(Extracted data entries)

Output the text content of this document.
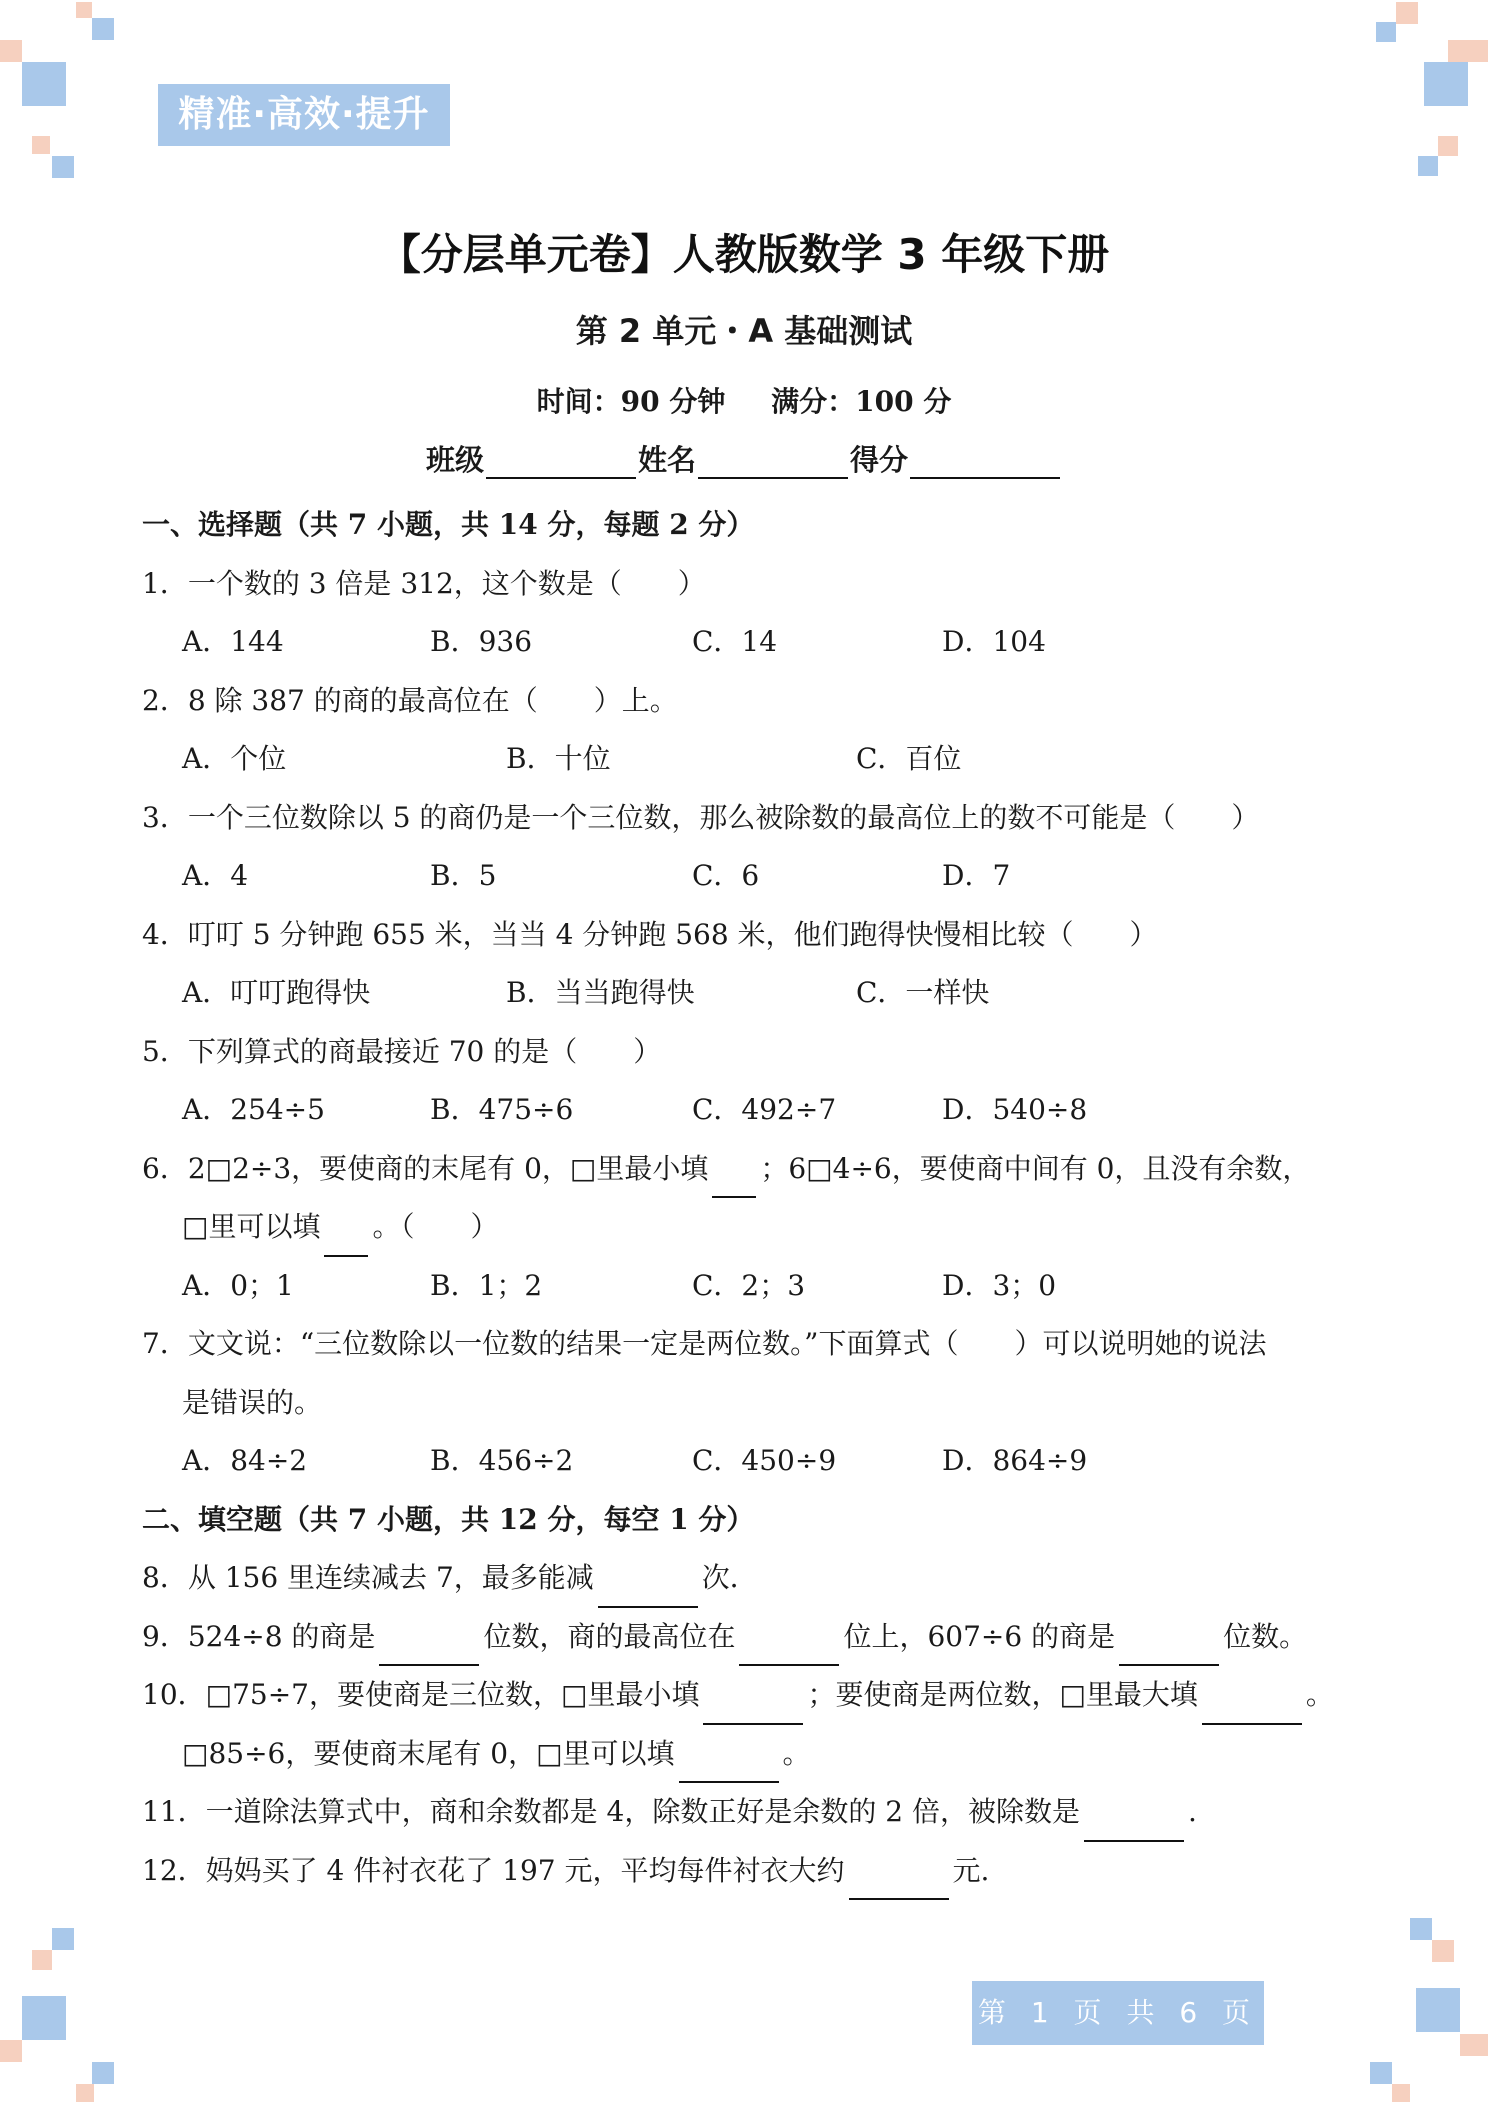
精准·高效·提升
【分层单元卷】人教版数学 3 年级下册
第 2 单元・A 基础测试
时间：90 分钟 满分：100 分
班级	姓名	得分
一、选择题（共 7 小题，共 14 分，每题 2 分）
1．一个数的 3 倍是 312，这个数是（　　）
A．144	B．936	C．14	D．104
2．8 除 387 的商的最高位在（　　）上。
A．个位	B．十位	C．百位
3．一个三位数除以 5 的商仍是一个三位数，那么被除数的最高位上的数不可能是（　　）
A．4	B．5	C．6	D．7
4．叮叮 5 分钟跑 655 米，当当 4 分钟跑 568 米，他们跑得快慢相比较（　　）
A．叮叮跑得快	B．当当跑得快	C．一样快
5．下列算式的商最接近 70 的是（　　）
A．254÷5	B．475÷6	C．492÷7	D．540÷8
6．2□2÷3，要使商的末尾有 0，□里最小填 ；6□4÷6，要使商中间有 0，且没有余数，
□里可以填 。（　　）
A．0；1	B．1；2	C．2；3	D．3；0
7．文文说：“三位数除以一位数的结果一定是两位数。”下面算式（　　）可以说明她的说法
是错误的。
A．84÷2	B．456÷2	C．450÷9	D．864÷9
二、填空题（共 7 小题，共 12 分，每空 1 分）
8．从 156 里连续减去 7，最多能减	次．
9．524÷8 的商是	位数，商的最高位在	位上，607÷6 的商是	位数。
10．□75÷7，要使商是三位数，□里最小填	；要使商是两位数，□里最大填	。
□85÷6，要使商末尾有 0，□里可以填	。
11．一道除法算式中，商和余数都是 4，除数正好是余数的 2 倍，被除数是	.
12．妈妈买了 4 件衬衣花了 197 元，平均每件衬衣大约	元.
第 1 页 共 6 页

→ Stated problem
Every record above should come back exactly, but without its pictures.

→ Problem solution
Output the text content of this document.
精准·高效·提升
【分层单元卷】人教版数学 3 年级下册
第 2 单元・A 基础测试
时间：90 分钟 满分：100 分
班级	姓名	得分
一、选择题（共 7 小题，共 14 分，每题 2 分）
1．一个数的 3 倍是 312，这个数是（　　）
A．144	B．936	C．14	D．104
2．8 除 387 的商的最高位在（　　）上。
A．个位	B．十位	C．百位
3．一个三位数除以 5 的商仍是一个三位数，那么被除数的最高位上的数不可能是（　　）
A．4	B．5	C．6	D．7
4．叮叮 5 分钟跑 655 米，当当 4 分钟跑 568 米，他们跑得快慢相比较（　　）
A．叮叮跑得快	B．当当跑得快	C．一样快
5．下列算式的商最接近 70 的是（　　）
A．254÷5	B．475÷6	C．492÷7	D．540÷8
6．2□2÷3，要使商的末尾有 0，□里最小填 ；6□4÷6，要使商中间有 0，且没有余数，
□里可以填 。（　　）
A．0；1	B．1；2	C．2；3	D．3；0
7．文文说：“三位数除以一位数的结果一定是两位数。”下面算式（　　）可以说明她的说法
是错误的。
A．84÷2	B．456÷2	C．450÷9	D．864÷9
二、填空题（共 7 小题，共 12 分，每空 1 分）
8．从 156 里连续减去 7，最多能减	次．
9．524÷8 的商是	位数，商的最高位在	位上，607÷6 的商是	位数。
10．□75÷7，要使商是三位数，□里最小填	；要使商是两位数，□里最大填	。
□85÷6，要使商末尾有 0，□里可以填	。
11．一道除法算式中，商和余数都是 4，除数正好是余数的 2 倍，被除数是	.
12．妈妈买了 4 件衬衣花了 197 元，平均每件衬衣大约	元.
第 1 页 共 6 页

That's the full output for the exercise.